How many of the lines below include "Buttel"? Give the number and no other words.
-- START OF Provided records --
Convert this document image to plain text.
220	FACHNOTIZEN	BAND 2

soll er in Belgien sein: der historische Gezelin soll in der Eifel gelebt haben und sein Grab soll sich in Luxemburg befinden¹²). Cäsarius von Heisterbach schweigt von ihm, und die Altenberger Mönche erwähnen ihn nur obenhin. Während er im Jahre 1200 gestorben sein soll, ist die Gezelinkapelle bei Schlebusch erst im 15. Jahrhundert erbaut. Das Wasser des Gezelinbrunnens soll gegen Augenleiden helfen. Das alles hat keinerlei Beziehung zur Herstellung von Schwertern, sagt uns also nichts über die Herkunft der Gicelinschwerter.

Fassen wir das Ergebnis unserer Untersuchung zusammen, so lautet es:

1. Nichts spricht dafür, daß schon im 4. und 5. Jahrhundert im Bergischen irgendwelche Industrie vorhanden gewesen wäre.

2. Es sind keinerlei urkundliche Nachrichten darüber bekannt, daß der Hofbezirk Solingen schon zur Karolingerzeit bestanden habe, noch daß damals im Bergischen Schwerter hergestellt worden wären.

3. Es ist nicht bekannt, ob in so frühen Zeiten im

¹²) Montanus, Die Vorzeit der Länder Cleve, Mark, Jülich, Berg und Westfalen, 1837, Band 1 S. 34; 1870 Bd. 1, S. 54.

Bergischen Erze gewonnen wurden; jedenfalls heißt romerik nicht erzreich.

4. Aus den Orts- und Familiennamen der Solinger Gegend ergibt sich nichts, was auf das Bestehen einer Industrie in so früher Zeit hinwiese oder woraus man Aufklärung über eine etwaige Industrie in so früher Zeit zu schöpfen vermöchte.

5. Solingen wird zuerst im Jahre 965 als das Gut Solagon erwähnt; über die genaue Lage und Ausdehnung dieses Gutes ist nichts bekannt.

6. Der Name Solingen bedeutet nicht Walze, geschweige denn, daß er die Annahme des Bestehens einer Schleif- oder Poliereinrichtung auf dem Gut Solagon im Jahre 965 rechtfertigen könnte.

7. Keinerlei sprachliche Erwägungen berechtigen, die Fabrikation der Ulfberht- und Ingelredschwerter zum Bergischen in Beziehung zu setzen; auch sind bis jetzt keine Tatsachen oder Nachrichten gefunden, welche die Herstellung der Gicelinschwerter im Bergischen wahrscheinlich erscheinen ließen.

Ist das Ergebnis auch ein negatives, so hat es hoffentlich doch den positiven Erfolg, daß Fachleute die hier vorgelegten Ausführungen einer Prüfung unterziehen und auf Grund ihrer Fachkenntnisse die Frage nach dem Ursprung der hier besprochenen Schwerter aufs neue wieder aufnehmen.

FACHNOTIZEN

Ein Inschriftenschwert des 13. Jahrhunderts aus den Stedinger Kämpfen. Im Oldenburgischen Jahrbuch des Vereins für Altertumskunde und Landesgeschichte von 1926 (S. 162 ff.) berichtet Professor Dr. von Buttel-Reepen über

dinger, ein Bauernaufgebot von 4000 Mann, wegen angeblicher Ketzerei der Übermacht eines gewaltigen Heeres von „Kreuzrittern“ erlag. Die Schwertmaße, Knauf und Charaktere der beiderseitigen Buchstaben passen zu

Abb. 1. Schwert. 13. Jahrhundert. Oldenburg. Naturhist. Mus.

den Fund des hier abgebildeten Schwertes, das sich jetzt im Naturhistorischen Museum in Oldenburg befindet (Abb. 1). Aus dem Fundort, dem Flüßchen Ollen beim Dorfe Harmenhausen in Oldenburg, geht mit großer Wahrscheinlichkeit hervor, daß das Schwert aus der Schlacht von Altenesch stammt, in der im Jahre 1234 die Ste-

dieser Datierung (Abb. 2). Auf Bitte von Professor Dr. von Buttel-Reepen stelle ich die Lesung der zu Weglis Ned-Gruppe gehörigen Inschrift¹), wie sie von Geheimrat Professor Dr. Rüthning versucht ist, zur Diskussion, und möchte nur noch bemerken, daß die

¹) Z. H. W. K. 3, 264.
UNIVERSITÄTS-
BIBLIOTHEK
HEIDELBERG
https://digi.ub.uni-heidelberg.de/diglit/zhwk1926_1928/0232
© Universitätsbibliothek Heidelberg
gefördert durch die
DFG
-- END OF Provided records --
-- START OF Provided records --
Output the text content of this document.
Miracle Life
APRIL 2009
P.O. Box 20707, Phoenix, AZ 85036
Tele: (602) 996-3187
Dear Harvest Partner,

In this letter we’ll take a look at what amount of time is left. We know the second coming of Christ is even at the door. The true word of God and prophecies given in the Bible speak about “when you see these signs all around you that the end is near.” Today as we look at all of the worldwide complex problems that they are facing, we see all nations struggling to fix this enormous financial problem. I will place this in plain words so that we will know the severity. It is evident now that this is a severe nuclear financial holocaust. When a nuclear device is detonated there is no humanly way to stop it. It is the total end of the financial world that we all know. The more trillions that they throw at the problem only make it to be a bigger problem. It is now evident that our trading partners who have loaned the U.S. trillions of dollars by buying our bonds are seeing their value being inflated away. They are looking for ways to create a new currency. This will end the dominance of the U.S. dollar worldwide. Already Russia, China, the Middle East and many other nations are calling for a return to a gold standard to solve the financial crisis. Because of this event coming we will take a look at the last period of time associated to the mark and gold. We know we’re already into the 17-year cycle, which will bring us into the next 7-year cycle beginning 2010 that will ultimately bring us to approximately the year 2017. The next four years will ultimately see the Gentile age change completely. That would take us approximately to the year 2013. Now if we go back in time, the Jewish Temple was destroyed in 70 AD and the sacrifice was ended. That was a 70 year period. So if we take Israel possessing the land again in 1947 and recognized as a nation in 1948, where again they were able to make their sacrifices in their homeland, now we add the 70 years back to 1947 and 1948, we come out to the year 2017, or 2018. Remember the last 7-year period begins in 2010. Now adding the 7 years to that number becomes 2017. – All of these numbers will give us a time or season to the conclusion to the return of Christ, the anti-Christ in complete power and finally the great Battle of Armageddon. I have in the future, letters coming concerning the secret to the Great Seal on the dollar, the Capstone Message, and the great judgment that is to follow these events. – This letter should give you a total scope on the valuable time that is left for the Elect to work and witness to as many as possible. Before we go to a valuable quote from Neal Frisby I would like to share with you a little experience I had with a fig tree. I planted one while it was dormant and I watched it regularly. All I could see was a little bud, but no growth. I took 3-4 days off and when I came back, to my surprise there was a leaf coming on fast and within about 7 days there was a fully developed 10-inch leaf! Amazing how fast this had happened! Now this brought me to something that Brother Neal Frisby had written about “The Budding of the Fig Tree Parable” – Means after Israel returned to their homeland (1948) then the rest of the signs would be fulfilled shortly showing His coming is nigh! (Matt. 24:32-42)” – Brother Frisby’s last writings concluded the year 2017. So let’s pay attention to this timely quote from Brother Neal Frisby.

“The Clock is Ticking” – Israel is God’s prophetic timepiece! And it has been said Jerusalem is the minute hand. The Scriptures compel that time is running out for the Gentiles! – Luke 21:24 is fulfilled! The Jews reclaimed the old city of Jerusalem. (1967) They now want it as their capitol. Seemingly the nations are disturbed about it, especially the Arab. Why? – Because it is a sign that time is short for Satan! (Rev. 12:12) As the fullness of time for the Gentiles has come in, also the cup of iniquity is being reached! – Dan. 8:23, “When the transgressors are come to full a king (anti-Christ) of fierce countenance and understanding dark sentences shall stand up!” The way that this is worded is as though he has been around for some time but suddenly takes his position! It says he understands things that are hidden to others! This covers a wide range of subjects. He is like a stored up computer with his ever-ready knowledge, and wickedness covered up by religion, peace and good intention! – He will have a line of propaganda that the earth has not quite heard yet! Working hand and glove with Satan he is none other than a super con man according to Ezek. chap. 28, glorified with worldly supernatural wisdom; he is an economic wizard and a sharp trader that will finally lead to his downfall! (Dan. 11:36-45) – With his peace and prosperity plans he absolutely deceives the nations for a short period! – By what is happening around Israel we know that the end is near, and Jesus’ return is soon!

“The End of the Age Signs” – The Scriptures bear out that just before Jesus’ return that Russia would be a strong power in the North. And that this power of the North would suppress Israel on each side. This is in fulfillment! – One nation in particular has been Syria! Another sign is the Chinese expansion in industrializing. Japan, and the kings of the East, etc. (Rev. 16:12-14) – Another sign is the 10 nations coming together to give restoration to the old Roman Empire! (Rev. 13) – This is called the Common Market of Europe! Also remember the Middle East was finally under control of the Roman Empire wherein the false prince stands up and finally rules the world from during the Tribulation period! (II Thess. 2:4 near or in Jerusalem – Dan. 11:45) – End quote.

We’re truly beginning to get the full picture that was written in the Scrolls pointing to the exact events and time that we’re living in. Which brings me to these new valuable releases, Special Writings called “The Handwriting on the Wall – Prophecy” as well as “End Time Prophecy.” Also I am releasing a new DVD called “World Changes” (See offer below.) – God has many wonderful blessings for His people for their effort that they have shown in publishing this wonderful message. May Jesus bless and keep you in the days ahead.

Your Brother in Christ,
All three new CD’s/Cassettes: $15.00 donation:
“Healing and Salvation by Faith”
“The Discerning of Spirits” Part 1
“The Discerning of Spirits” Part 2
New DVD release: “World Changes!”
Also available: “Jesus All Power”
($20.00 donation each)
-- END OF Provided records --
-- START OF Provided records --
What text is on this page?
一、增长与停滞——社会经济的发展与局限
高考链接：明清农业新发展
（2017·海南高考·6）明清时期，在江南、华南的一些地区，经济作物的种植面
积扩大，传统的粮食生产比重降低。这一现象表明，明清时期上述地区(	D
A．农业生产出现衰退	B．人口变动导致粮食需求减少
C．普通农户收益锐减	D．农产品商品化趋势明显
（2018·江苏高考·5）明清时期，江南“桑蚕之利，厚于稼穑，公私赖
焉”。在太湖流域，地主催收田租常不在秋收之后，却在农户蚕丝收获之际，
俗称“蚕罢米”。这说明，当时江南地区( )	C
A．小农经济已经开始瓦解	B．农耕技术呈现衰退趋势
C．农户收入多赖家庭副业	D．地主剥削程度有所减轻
-- END OF Provided records --
> **Exercise output**: 2